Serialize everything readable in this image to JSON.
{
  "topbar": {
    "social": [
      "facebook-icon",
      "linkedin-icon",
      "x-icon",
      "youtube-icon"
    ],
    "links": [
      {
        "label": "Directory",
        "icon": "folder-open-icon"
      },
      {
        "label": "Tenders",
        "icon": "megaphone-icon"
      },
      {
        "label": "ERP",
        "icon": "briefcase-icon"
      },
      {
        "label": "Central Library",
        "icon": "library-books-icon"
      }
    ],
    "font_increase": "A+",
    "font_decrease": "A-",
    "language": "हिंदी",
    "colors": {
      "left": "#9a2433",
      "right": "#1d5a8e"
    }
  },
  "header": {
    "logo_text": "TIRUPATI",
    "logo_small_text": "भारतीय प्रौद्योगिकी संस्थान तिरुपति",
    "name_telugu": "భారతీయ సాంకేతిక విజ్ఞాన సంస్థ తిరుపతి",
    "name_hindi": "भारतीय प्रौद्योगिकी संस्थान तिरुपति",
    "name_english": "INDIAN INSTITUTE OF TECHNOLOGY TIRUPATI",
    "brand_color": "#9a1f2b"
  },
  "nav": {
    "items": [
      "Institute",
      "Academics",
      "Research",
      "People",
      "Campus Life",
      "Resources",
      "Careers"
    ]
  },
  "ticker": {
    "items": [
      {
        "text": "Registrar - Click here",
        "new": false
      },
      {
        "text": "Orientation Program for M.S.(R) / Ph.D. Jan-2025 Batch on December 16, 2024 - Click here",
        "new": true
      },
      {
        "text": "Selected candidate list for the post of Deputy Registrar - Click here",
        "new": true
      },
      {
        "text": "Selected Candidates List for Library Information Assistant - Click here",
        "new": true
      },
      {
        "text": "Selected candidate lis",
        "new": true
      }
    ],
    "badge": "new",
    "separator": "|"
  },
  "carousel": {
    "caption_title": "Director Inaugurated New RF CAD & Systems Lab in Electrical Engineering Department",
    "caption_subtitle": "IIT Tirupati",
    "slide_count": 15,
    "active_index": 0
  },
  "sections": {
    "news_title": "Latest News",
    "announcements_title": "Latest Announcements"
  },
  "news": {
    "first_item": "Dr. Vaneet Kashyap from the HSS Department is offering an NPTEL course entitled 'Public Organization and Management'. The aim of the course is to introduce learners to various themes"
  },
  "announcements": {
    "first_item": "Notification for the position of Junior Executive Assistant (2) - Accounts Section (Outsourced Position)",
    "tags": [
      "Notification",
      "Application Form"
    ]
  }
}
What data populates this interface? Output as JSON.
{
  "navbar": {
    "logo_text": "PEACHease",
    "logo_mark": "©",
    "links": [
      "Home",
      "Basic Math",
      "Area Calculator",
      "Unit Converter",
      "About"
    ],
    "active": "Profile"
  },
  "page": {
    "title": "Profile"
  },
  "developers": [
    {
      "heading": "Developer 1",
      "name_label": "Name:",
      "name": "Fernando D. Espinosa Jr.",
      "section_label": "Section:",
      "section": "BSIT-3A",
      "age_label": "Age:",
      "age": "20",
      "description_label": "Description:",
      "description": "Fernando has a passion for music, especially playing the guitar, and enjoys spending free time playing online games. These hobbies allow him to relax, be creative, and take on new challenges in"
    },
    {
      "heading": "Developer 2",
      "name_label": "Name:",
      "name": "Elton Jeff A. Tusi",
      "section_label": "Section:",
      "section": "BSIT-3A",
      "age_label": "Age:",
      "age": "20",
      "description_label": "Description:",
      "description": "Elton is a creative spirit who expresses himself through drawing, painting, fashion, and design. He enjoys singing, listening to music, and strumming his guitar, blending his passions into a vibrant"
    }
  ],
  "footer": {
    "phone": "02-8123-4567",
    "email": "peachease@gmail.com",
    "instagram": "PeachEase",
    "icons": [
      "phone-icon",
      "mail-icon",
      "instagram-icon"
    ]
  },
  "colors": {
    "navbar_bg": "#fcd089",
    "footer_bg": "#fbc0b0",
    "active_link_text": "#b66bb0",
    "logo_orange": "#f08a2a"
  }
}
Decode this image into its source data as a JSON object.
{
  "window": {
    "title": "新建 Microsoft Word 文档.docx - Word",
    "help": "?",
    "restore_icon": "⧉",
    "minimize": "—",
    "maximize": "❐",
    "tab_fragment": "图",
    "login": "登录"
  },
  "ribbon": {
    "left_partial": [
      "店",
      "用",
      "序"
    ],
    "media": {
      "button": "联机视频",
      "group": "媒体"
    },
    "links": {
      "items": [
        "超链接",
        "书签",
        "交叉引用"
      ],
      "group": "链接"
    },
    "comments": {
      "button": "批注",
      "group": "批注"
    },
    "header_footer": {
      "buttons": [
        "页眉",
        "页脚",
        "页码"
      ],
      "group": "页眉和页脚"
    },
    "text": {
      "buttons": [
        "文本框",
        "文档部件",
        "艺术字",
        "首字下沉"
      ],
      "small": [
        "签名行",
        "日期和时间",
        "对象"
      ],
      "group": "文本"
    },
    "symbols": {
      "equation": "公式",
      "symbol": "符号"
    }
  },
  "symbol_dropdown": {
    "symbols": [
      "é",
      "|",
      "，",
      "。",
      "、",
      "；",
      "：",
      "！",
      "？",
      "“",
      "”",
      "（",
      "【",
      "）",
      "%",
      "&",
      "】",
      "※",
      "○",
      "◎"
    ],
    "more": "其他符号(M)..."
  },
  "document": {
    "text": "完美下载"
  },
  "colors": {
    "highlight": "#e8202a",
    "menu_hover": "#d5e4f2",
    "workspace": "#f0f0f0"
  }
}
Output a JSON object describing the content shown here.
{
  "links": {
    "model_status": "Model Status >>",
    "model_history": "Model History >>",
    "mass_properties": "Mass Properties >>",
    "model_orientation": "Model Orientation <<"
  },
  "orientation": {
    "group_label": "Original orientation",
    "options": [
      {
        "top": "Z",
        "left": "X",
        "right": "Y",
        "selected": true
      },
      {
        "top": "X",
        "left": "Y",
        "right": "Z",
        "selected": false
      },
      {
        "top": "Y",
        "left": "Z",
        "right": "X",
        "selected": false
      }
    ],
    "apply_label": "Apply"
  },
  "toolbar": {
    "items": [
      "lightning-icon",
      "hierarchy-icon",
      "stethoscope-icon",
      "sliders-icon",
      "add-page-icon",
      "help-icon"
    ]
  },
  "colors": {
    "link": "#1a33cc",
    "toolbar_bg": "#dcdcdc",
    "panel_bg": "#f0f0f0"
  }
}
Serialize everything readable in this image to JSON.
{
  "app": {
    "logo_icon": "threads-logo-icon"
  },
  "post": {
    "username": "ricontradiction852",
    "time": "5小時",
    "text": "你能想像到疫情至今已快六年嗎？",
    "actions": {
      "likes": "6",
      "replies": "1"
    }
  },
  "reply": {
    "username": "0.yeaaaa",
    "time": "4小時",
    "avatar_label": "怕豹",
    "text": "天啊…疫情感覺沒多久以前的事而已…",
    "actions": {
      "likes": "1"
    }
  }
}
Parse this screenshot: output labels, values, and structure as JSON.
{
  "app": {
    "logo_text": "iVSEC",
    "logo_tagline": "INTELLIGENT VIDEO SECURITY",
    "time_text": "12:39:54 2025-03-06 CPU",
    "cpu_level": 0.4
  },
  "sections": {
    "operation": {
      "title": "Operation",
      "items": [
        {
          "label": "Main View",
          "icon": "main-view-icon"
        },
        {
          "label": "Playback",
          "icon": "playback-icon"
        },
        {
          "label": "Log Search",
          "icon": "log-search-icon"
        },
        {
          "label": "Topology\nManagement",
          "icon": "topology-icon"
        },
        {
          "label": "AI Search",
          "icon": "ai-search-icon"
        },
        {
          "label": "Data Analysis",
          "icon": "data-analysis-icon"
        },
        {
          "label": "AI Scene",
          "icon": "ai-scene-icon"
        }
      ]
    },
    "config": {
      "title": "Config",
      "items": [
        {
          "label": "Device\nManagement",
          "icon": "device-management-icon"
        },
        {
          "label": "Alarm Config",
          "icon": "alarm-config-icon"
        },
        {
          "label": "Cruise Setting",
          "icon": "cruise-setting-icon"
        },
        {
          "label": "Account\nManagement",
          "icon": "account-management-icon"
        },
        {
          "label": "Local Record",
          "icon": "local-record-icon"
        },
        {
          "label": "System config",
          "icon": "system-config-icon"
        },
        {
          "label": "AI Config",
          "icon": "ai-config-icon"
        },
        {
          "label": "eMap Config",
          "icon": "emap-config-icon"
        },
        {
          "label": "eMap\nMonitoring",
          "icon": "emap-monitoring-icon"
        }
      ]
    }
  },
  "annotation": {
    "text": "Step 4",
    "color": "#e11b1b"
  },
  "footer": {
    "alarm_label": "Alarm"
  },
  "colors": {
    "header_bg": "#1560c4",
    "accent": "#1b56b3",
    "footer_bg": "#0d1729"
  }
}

——

Requirements> Pull out every line of the entries that includes the word "Elton".

The output>
      "name": "Elton Jeff A. Tusi",
      "description": "Elton is a creative spirit who expresses himself through drawing, painting, fashion, and design. He enjoys singing, listening to music, and strumming his guitar, blending his passions into a vibrant"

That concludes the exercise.